Would you retype all of these records exactly?

--- Start MATERIAL FOR THE TASK ---

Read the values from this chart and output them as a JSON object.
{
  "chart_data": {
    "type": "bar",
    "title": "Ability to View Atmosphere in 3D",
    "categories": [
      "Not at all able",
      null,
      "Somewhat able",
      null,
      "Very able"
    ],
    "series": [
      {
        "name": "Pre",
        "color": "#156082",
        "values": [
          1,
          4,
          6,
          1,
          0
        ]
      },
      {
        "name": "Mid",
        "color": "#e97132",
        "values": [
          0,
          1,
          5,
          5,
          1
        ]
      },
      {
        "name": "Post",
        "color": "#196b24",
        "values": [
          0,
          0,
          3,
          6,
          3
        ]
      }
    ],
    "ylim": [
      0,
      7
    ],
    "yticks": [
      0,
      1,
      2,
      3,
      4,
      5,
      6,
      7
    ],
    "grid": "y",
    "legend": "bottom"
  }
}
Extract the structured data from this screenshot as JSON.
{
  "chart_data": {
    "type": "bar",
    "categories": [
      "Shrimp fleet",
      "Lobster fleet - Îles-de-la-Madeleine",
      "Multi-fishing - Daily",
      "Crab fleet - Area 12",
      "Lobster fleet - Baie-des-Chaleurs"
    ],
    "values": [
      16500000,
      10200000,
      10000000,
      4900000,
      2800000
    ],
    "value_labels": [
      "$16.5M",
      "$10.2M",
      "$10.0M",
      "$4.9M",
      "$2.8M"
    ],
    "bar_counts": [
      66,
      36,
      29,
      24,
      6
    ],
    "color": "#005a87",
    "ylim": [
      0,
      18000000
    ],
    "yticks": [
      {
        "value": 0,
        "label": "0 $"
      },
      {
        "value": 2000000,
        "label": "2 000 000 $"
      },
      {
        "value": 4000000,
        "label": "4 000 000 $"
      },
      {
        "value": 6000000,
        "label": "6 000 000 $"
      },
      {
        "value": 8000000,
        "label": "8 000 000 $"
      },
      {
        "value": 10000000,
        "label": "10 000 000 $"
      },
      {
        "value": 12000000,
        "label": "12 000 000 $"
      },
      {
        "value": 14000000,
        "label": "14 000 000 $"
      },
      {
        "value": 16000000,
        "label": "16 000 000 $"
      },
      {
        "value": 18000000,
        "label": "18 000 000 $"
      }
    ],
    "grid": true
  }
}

--- End MATERIAL FOR THE TASK ---

**SOLVED EXERCISE**
Read the values from this chart and output them as a JSON object.
{
  "chart_data": {
    "type": "bar",
    "title": "Ability to View Atmosphere in 3D",
    "categories": [
      "Not at all able",
      null,
      "Somewhat able",
      null,
      "Very able"
    ],
    "series": [
      {
        "name": "Pre",
        "color": "#156082",
        "values": [
          1,
          4,
          6,
          1,
          0
        ]
      },
      {
        "name": "Mid",
        "color": "#e97132",
        "values": [
          0,
          1,
          5,
          5,
          1
        ]
      },
      {
        "name": "Post",
        "color": "#196b24",
        "values": [
          0,
          0,
          3,
          6,
          3
        ]
      }
    ],
    "ylim": [
      0,
      7
    ],
    "yticks": [
      0,
      1,
      2,
      3,
      4,
      5,
      6,
      7
    ],
    "grid": "y",
    "legend": "bottom"
  }
}
Extract the structured data from this screenshot as JSON.
{
  "chart_data": {
    "type": "bar",
    "categories": [
      "Shrimp fleet",
      "Lobster fleet - Îles-de-la-Madeleine",
      "Multi-fishing - Daily",
      "Crab fleet - Area 12",
      "Lobster fleet - Baie-des-Chaleurs"
    ],
    "values": [
      16500000,
      10200000,
      10000000,
      4900000,
      2800000
    ],
    "value_labels": [
      "$16.5M",
      "$10.2M",
      "$10.0M",
      "$4.9M",
      "$2.8M"
    ],
    "bar_counts": [
      66,
      36,
      29,
      24,
      6
    ],
    "color": "#005a87",
    "ylim": [
      0,
      18000000
    ],
    "yticks": [
      {
        "value": 0,
        "label": "0 $"
      },
      {
        "value": 2000000,
        "label": "2 000 000 $"
      },
      {
        "value": 4000000,
        "label": "4 000 000 $"
      },
      {
        "value": 6000000,
        "label": "6 000 000 $"
      },
      {
        "value": 8000000,
        "label": "8 000 000 $"
      },
      {
        "value": 10000000,
        "label": "10 000 000 $"
      },
      {
        "value": 12000000,
        "label": "12 000 000 $"
      },
      {
        "value": 14000000,
        "label": "14 000 000 $"
      },
      {
        "value": 16000000,
        "label": "16 000 000 $"
      },
      {
        "value": 18000000,
        "label": "18 000 000 $"
      }
    ],
    "grid": true
  }
}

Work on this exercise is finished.